• Stated exercise A: Which people does the article about the Imagine Van Gogh exhibit name?
• Stated exercise B: Could you write the next part of the article about the Imagine Van Gogh exhibit, starting after its final sentence?

• Text segment:
-- BEGIN --

The luminous Imagine Van Gogh exhibit has recently arrived to Boston and is currently enrapturing viewers with its ingenuitive remastering of the nineteenth century artist’s portfolio. Annabelle Mauger, a native of frame and the director of the light-show, rendered this show together with both her sharp creative mind, as well as a strong sense of reverence for Van Gogh’s work, “I have a specific passion for Van Gogh- I was living in the south of France. I decided to do this exhibition of the last two years of Vincent Van Gogh because he was in France. The first goal of this exhibition was to show the province to all the people who were living there, through the eyes of Vincent.” It’s clear from the delivery of her vision that Mauger has succeeded. She’s molded a show that’s truly breathtaking and nearly heartstopping to those who view it.
Mauger was highly specific on the intent of the show as being “not an academy, not a classic exhibition, it’s not a retrospective of Van Gogh’s work, it is an immersive exhibition.” The origin of this sort of style of artistic commemoration actually originated within Mauger’s family, “This concept was created by someone called Albert Plécy, who was my grandfather in law-For Plécy- the most important thing was to fragment all the images, in particular the painting.” The style magnifies details of the work, allowing for a more enhanced look at the smaller specific nuances to Van Gogh’s style that could be lost in viewing the painting as a wider whole.

-- END --

• Extracted entries:

-- BEGIN --

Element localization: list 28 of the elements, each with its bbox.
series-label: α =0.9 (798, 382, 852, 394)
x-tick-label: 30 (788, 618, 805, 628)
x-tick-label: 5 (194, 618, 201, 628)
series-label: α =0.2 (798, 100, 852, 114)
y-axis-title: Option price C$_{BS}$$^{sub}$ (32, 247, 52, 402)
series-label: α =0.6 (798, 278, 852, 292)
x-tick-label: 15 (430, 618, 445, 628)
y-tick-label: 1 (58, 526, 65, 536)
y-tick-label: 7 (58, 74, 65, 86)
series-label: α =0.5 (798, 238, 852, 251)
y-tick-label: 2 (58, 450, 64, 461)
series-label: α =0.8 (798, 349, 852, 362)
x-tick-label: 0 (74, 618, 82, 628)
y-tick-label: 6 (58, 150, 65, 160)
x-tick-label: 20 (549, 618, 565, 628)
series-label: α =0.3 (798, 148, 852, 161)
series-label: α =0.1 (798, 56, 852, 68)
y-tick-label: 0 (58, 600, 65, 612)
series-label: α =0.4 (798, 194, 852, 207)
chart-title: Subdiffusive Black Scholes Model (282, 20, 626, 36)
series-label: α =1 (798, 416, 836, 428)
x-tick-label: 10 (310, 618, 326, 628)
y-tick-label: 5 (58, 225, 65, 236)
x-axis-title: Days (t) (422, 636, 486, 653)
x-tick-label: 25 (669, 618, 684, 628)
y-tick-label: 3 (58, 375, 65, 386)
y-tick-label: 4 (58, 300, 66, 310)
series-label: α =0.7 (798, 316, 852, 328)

-- END --

• Expected output A: Vincent Van Gogh, Annabelle Mauger, Albert Plécy

• Expected output B:
The show itself has a simple setup, but stellar execution. Past the main entry point, there is a decently sized room with hanging signs that highlight and break down passages of Van Gogh’s life and his artistic influences, as well as giving info on the exhibit’s creators and crew. Around the corner from there is the main exhibit. Encompassing a single hall of eighteen walled screens that act as canvases for the light projectors. Mauger brought an impressive number of Van Gogh’s works to the exhibit, “We used 200 paintings of Van Gogh and almost 3000 pictures. You have to take pictures of every detail, that’s why we need so many.” The composition was integral to the setup process for Mauger, as it was the means to give it that particular feel, “you have to create the scenography, but then you have to create a scenario. And this scenario every 20 seconds is changing. When you have more than 20 screens, you have to take care of the dialogue between the paintings and to take care of how it works.”
The light-show exhibit was Mauger’s directorial debut in 2008, starting and starring various cities throughout Europe over the last 13 years, but this is the first time it has made its way to the U.S. While it holds no physical or historical copies of Van Gogh’s original work, the show brings an inventive flair in its manner of highlighting the detail Van Gogh’s work is beloved for. Mauger detailed this sort of phenomenal venue setup is anything but easy to achieve, “We have to be really careful. There are 57 video projectors on here for the exhibition because I really wanted all the people to see the details. The floor is so important. This is why you need that many video projectors.” Her work is near spotless, with certain spots of the hall’s projectors blending so well that it swallows the shadow of wandering onlookers. To Mauger, the grand size of the exhibition room was not a creative choice, but a necessity, “As far as big, it’s a very large venue. I didn’t design a rectangle for the exhibition. It’s more of a maze. There are walls and corners because it helps to create a dialogue between all the paintings.” Mauger’s Labyrinth is certainly easy to become lost in, but more for its majestic and immersive highlighting of Van Gogh’s work than anything else.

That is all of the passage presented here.